### Your task
Return all entries precisely as they stand, without the images.

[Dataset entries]
+++

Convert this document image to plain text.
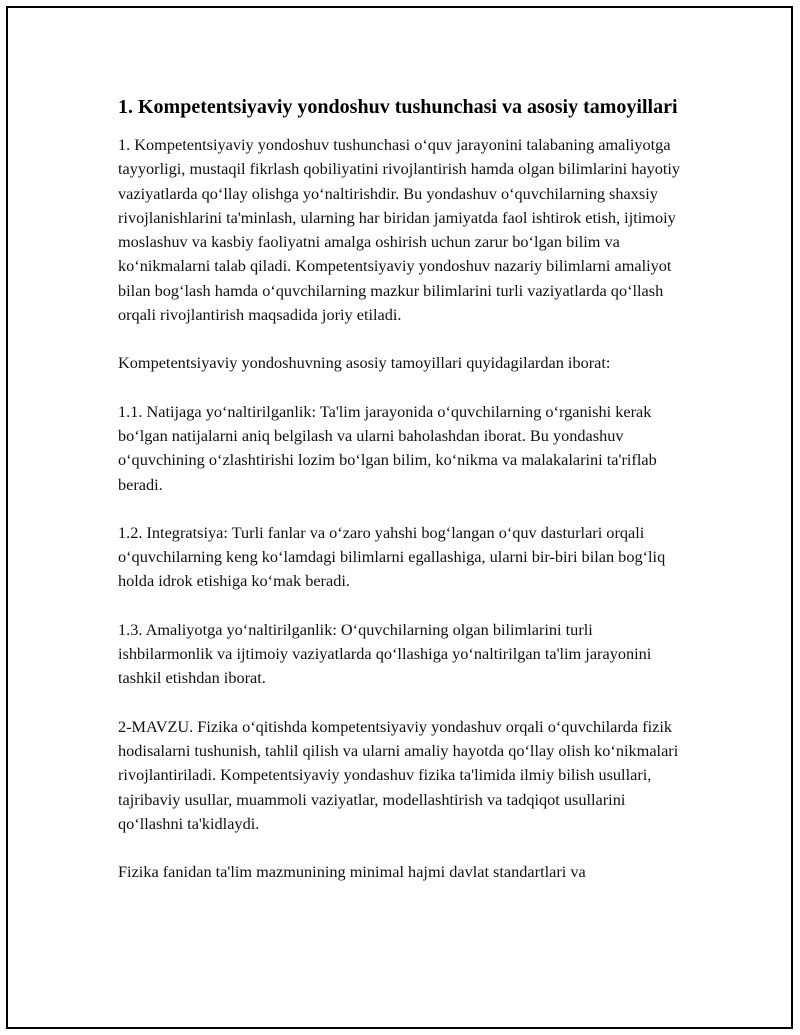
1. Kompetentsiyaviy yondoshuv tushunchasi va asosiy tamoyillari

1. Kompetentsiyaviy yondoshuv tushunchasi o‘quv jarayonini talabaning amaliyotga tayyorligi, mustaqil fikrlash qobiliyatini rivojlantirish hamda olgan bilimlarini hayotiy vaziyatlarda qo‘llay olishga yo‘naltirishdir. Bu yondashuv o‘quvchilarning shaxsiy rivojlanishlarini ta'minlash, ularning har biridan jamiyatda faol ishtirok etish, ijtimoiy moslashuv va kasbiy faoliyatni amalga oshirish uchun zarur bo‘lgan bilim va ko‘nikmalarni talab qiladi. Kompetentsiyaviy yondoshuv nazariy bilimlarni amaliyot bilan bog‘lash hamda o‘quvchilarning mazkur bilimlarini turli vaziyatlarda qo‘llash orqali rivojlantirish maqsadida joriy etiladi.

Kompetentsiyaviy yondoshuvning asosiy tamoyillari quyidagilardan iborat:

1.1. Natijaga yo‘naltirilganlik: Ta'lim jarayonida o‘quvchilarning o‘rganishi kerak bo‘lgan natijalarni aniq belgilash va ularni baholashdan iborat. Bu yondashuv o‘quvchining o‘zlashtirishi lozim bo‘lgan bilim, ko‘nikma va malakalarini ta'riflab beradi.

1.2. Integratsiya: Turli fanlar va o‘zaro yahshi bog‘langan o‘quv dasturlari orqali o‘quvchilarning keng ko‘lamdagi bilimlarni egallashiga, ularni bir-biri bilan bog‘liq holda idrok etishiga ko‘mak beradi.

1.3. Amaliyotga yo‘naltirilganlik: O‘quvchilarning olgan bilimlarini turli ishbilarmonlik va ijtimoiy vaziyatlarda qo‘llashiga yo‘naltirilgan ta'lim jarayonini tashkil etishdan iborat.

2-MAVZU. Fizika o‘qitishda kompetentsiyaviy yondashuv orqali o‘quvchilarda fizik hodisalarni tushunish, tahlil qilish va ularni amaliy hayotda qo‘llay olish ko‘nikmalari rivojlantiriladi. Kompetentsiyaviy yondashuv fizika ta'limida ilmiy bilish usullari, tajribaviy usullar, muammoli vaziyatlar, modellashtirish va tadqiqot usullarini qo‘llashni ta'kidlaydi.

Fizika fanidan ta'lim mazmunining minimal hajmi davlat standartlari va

+++

### Result of the task
Convert this document image to plain text.
1. Kompetentsiyaviy yondoshuv tushunchasi va asosiy tamoyillari

1. Kompetentsiyaviy yondoshuv tushunchasi o‘quv jarayonini talabaning amaliyotga tayyorligi, mustaqil fikrlash qobiliyatini rivojlantirish hamda olgan bilimlarini hayotiy vaziyatlarda qo‘llay olishga yo‘naltirishdir. Bu yondashuv o‘quvchilarning shaxsiy rivojlanishlarini ta'minlash, ularning har biridan jamiyatda faol ishtirok etish, ijtimoiy moslashuv va kasbiy faoliyatni amalga oshirish uchun zarur bo‘lgan bilim va ko‘nikmalarni talab qiladi. Kompetentsiyaviy yondoshuv nazariy bilimlarni amaliyot bilan bog‘lash hamda o‘quvchilarning mazkur bilimlarini turli vaziyatlarda qo‘llash orqali rivojlantirish maqsadida joriy etiladi.

Kompetentsiyaviy yondoshuvning asosiy tamoyillari quyidagilardan iborat:

1.1. Natijaga yo‘naltirilganlik: Ta'lim jarayonida o‘quvchilarning o‘rganishi kerak bo‘lgan natijalarni aniq belgilash va ularni baholashdan iborat. Bu yondashuv o‘quvchining o‘zlashtirishi lozim bo‘lgan bilim, ko‘nikma va malakalarini ta'riflab beradi.

1.2. Integratsiya: Turli fanlar va o‘zaro yahshi bog‘langan o‘quv dasturlari orqali o‘quvchilarning keng ko‘lamdagi bilimlarni egallashiga, ularni bir-biri bilan bog‘liq holda idrok etishiga ko‘mak beradi.

1.3. Amaliyotga yo‘naltirilganlik: O‘quvchilarning olgan bilimlarini turli ishbilarmonlik va ijtimoiy vaziyatlarda qo‘llashiga yo‘naltirilgan ta'lim jarayonini tashkil etishdan iborat.

2-MAVZU. Fizika o‘qitishda kompetentsiyaviy yondashuv orqali o‘quvchilarda fizik hodisalarni tushunish, tahlil qilish va ularni amaliy hayotda qo‘llay olish ko‘nikmalari rivojlantiriladi. Kompetentsiyaviy yondashuv fizika ta'limida ilmiy bilish usullari, tajribaviy usullar, muammoli vaziyatlar, modellashtirish va tadqiqot usullarini qo‘llashni ta'kidlaydi.

Fizika fanidan ta'lim mazmunining minimal hajmi davlat standartlari va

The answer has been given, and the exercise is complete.